(Extracted records)
***
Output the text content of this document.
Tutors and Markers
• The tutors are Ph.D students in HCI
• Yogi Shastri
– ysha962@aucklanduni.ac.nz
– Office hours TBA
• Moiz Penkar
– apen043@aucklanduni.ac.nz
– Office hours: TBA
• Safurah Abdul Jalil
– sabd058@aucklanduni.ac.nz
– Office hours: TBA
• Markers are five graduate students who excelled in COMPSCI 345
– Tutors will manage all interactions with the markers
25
***
THE PROBLEM: Every line in the data that holds "students" should be copied out.

TASK SOLUTION:
• The tutors are Ph.D students in HCI
• Markers are five graduate students who excelled in COMPSCI 345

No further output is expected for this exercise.